Work out how many lines hold the string "Supprimer". The answer is a single number, nothing more.

---------------

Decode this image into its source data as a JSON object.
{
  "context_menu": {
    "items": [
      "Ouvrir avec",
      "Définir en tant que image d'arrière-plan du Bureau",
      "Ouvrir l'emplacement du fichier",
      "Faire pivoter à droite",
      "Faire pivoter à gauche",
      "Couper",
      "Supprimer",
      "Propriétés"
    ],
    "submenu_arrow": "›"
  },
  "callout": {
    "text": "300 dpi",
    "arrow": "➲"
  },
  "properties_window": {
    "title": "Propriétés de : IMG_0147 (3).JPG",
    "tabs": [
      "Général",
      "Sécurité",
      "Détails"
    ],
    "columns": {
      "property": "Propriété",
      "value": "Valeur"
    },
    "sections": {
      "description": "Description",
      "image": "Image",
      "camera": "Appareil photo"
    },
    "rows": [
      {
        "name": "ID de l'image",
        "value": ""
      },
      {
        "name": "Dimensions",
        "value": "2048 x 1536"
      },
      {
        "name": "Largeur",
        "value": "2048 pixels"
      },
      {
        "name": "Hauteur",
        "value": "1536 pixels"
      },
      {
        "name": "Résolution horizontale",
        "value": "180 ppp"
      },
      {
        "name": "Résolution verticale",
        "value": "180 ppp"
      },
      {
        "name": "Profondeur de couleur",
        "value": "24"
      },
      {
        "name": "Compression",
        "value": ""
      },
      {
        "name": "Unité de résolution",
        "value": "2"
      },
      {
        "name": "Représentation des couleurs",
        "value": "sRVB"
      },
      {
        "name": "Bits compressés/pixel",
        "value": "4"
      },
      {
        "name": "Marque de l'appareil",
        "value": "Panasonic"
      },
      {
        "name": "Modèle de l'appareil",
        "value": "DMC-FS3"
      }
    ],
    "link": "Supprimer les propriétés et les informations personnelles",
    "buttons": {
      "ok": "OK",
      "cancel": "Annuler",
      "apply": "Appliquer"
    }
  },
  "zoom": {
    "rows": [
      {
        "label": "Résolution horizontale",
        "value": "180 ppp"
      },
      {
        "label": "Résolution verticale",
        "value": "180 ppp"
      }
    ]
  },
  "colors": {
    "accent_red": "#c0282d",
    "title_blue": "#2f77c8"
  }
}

---------------

_Response to this task_: 2